Pictures aside, repeat every entry exactly.

-- -- --

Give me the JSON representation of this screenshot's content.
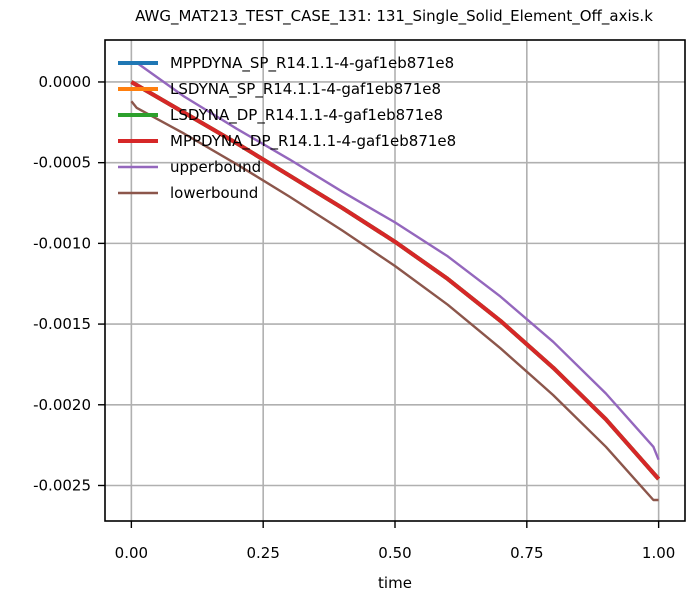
{
  "chart_data": {
    "type": "line",
    "title": "AWG_MAT213_TEST_CASE_131: 131_Single_Solid_Element_Off_axis.k",
    "xlabel": "time",
    "ylabel": "",
    "xlim": [
      -0.05,
      1.05
    ],
    "ylim": [
      -0.00272,
      0.00026
    ],
    "grid": true,
    "legend_position": "upper-left",
    "xticks": [
      0.0,
      0.25,
      0.5,
      0.75,
      1.0
    ],
    "xtick_labels": [
      "0.00",
      "0.25",
      "0.50",
      "0.75",
      "1.00"
    ],
    "yticks": [
      0.0,
      -0.0005,
      -0.001,
      -0.0015,
      -0.002,
      -0.0025
    ],
    "ytick_labels": [
      "0.0000",
      "-0.0005",
      "-0.0010",
      "-0.0015",
      "-0.0020",
      "-0.0025"
    ],
    "series": [
      {
        "name": "MPPDYNA_SP_R14.1.1-4-gaf1eb871e8",
        "color": "#1f77b4",
        "x": [
          0.0,
          0.1,
          0.2,
          0.3,
          0.4,
          0.5,
          0.6,
          0.7,
          0.8,
          0.9,
          1.0
        ],
        "y": [
          0.0,
          -0.00019,
          -0.00038,
          -0.00058,
          -0.00078,
          -0.00099,
          -0.00122,
          -0.00148,
          -0.00177,
          -0.00209,
          -0.00246
        ]
      },
      {
        "name": "LSDYNA_SP_R14.1.1-4-gaf1eb871e8",
        "color": "#ff7f0e",
        "x": [
          0.0,
          0.1,
          0.2,
          0.3,
          0.4,
          0.5,
          0.6,
          0.7,
          0.8,
          0.9,
          1.0
        ],
        "y": [
          0.0,
          -0.00019,
          -0.00038,
          -0.00058,
          -0.00078,
          -0.00099,
          -0.00122,
          -0.00148,
          -0.00177,
          -0.00209,
          -0.00246
        ]
      },
      {
        "name": "LSDYNA_DP_R14.1.1-4-gaf1eb871e8",
        "color": "#2ca02c",
        "x": [
          0.0,
          0.1,
          0.2,
          0.3,
          0.4,
          0.5,
          0.6,
          0.7,
          0.8,
          0.9,
          1.0
        ],
        "y": [
          0.0,
          -0.00019,
          -0.00038,
          -0.00058,
          -0.00078,
          -0.00099,
          -0.00122,
          -0.00148,
          -0.00177,
          -0.00209,
          -0.00246
        ]
      },
      {
        "name": "MPPDYNA_DP_R14.1.1-4-gaf1eb871e8",
        "color": "#d62728",
        "x": [
          0.0,
          0.1,
          0.2,
          0.3,
          0.4,
          0.5,
          0.6,
          0.7,
          0.8,
          0.9,
          1.0
        ],
        "y": [
          0.0,
          -0.00019,
          -0.00038,
          -0.00058,
          -0.00078,
          -0.00099,
          -0.00122,
          -0.00148,
          -0.00177,
          -0.00209,
          -0.00246
        ]
      },
      {
        "name": "upperbound",
        "color": "#9467bd",
        "x": [
          0.01,
          0.1,
          0.2,
          0.3,
          0.4,
          0.5,
          0.6,
          0.7,
          0.8,
          0.9,
          0.99,
          1.0
        ],
        "y": [
          0.00012,
          -9e-05,
          -0.00029,
          -0.00048,
          -0.00068,
          -0.00087,
          -0.00108,
          -0.00133,
          -0.00161,
          -0.00193,
          -0.00226,
          -0.00234
        ]
      },
      {
        "name": "lowerbound",
        "color": "#8c564b",
        "x": [
          0.0,
          0.01,
          0.1,
          0.2,
          0.3,
          0.4,
          0.5,
          0.6,
          0.7,
          0.8,
          0.9,
          0.99,
          1.0
        ],
        "y": [
          -0.00012,
          -0.00016,
          -0.00032,
          -0.00051,
          -0.00071,
          -0.00092,
          -0.00114,
          -0.00138,
          -0.00165,
          -0.00194,
          -0.00226,
          -0.00259,
          -0.00259
        ]
      }
    ]
  }
}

-- -- --

### [Answer to this task]
Give me the JSON representation of this screenshot's content.
{
  "chart_data": {
    "type": "line",
    "title": "AWG_MAT213_TEST_CASE_131: 131_Single_Solid_Element_Off_axis.k",
    "xlabel": "time",
    "ylabel": "",
    "xlim": [
      -0.05,
      1.05
    ],
    "ylim": [
      -0.00272,
      0.00026
    ],
    "grid": true,
    "legend_position": "upper-left",
    "xticks": [
      0.0,
      0.25,
      0.5,
      0.75,
      1.0
    ],
    "xtick_labels": [
      "0.00",
      "0.25",
      "0.50",
      "0.75",
      "1.00"
    ],
    "yticks": [
      0.0,
      -0.0005,
      -0.001,
      -0.0015,
      -0.002,
      -0.0025
    ],
    "ytick_labels": [
      "0.0000",
      "-0.0005",
      "-0.0010",
      "-0.0015",
      "-0.0020",
      "-0.0025"
    ],
    "series": [
      {
        "name": "MPPDYNA_SP_R14.1.1-4-gaf1eb871e8",
        "color": "#1f77b4",
        "x": [
          0.0,
          0.1,
          0.2,
          0.3,
          0.4,
          0.5,
          0.6,
          0.7,
          0.8,
          0.9,
          1.0
        ],
        "y": [
          0.0,
          -0.00019,
          -0.00038,
          -0.00058,
          -0.00078,
          -0.00099,
          -0.00122,
          -0.00148,
          -0.00177,
          -0.00209,
          -0.00246
        ]
      },
      {
        "name": "LSDYNA_SP_R14.1.1-4-gaf1eb871e8",
        "color": "#ff7f0e",
        "x": [
          0.0,
          0.1,
          0.2,
          0.3,
          0.4,
          0.5,
          0.6,
          0.7,
          0.8,
          0.9,
          1.0
        ],
        "y": [
          0.0,
          -0.00019,
          -0.00038,
          -0.00058,
          -0.00078,
          -0.00099,
          -0.00122,
          -0.00148,
          -0.00177,
          -0.00209,
          -0.00246
        ]
      },
      {
        "name": "LSDYNA_DP_R14.1.1-4-gaf1eb871e8",
        "color": "#2ca02c",
        "x": [
          0.0,
          0.1,
          0.2,
          0.3,
          0.4,
          0.5,
          0.6,
          0.7,
          0.8,
          0.9,
          1.0
        ],
        "y": [
          0.0,
          -0.00019,
          -0.00038,
          -0.00058,
          -0.00078,
          -0.00099,
          -0.00122,
          -0.00148,
          -0.00177,
          -0.00209,
          -0.00246
        ]
      },
      {
        "name": "MPPDYNA_DP_R14.1.1-4-gaf1eb871e8",
        "color": "#d62728",
        "x": [
          0.0,
          0.1,
          0.2,
          0.3,
          0.4,
          0.5,
          0.6,
          0.7,
          0.8,
          0.9,
          1.0
        ],
        "y": [
          0.0,
          -0.00019,
          -0.00038,
          -0.00058,
          -0.00078,
          -0.00099,
          -0.00122,
          -0.00148,
          -0.00177,
          -0.00209,
          -0.00246
        ]
      },
      {
        "name": "upperbound",
        "color": "#9467bd",
        "x": [
          0.01,
          0.1,
          0.2,
          0.3,
          0.4,
          0.5,
          0.6,
          0.7,
          0.8,
          0.9,
          0.99,
          1.0
        ],
        "y": [
          0.00012,
          -9e-05,
          -0.00029,
          -0.00048,
          -0.00068,
          -0.00087,
          -0.00108,
          -0.00133,
          -0.00161,
          -0.00193,
          -0.00226,
          -0.00234
        ]
      },
      {
        "name": "lowerbound",
        "color": "#8c564b",
        "x": [
          0.0,
          0.01,
          0.1,
          0.2,
          0.3,
          0.4,
          0.5,
          0.6,
          0.7,
          0.8,
          0.9,
          0.99,
          1.0
        ],
        "y": [
          -0.00012,
          -0.00016,
          -0.00032,
          -0.00051,
          -0.00071,
          -0.00092,
          -0.00114,
          -0.00138,
          -0.00165,
          -0.00194,
          -0.00226,
          -0.00259,
          -0.00259
        ]
      }
    ]
  }
}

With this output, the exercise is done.